> [Task to carry out]:
Retype, exactly as written, every line from the one containing "Extract all readable text from this page." through the last line of the records below, both included; skip the pictures.

'''

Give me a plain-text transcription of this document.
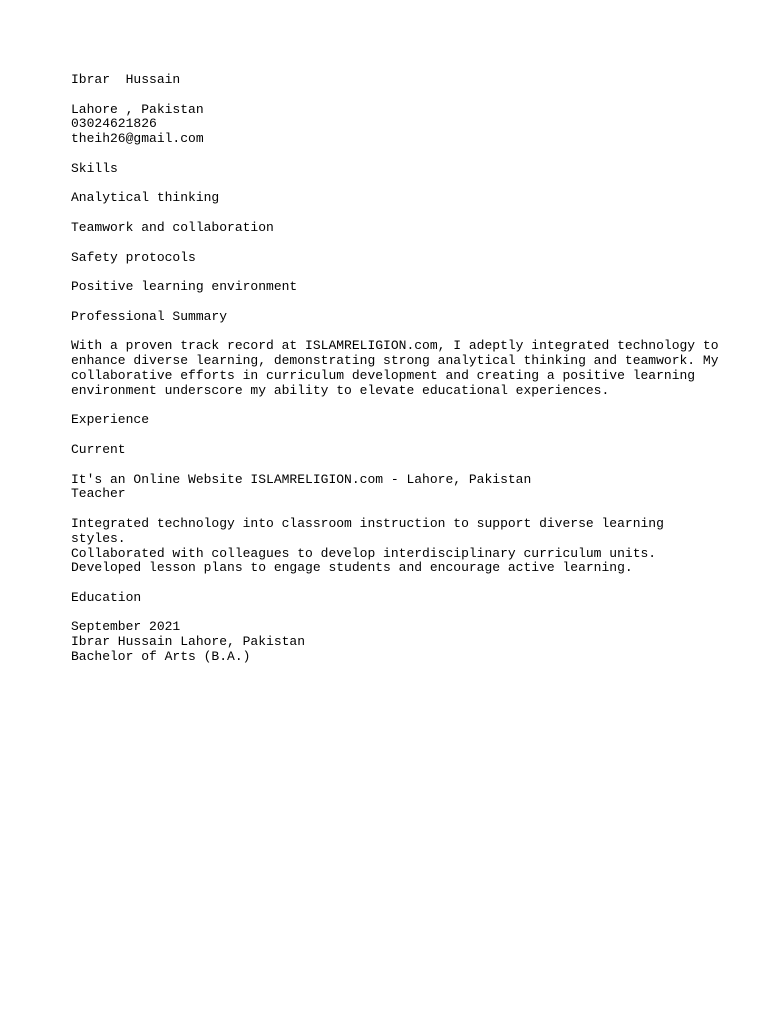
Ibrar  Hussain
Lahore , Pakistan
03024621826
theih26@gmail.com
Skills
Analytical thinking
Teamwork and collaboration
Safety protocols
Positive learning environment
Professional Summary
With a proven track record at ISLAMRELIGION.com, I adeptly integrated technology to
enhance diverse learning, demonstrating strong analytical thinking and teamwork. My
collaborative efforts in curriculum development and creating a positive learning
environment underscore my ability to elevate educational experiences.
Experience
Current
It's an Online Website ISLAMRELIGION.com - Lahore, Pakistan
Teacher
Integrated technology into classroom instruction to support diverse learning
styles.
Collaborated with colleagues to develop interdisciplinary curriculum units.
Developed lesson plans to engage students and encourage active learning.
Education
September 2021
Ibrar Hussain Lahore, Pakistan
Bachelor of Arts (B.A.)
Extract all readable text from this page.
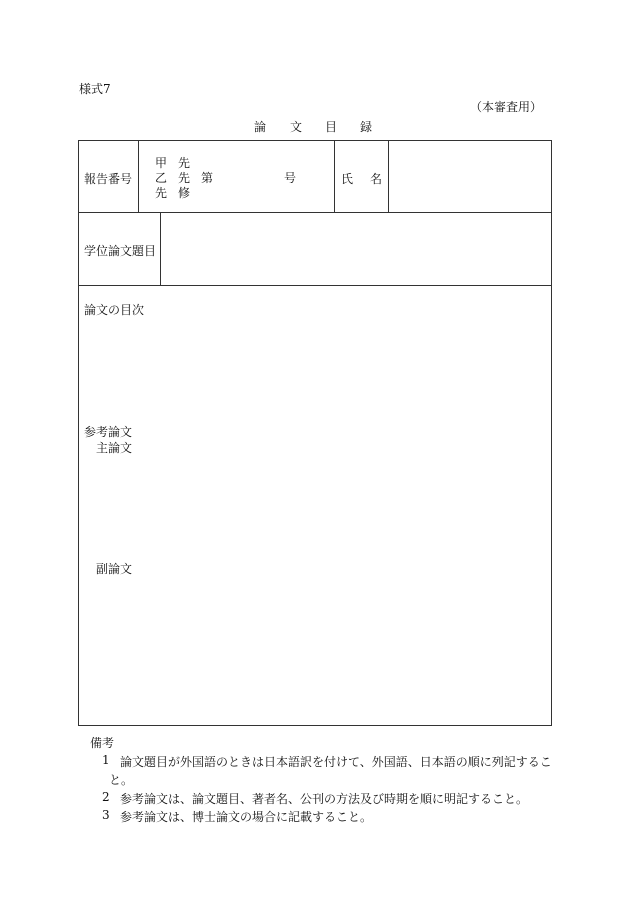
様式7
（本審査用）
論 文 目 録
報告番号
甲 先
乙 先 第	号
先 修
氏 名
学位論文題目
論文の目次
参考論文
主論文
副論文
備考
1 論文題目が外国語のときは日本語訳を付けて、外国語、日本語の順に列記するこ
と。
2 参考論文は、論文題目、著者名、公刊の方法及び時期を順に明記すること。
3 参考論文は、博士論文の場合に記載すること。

'''

> [Response to the task]:
Extract all readable text from this page.
様式7
（本審査用）
論 文 目 録
報告番号
甲 先
乙 先 第	号
先 修
氏 名
学位論文題目
論文の目次
参考論文
主論文
副論文
備考
1 論文題目が外国語のときは日本語訳を付けて、外国語、日本語の順に列記するこ
と。
2 参考論文は、論文題目、著者名、公刊の方法及び時期を順に明記すること。
3 参考論文は、博士論文の場合に記載すること。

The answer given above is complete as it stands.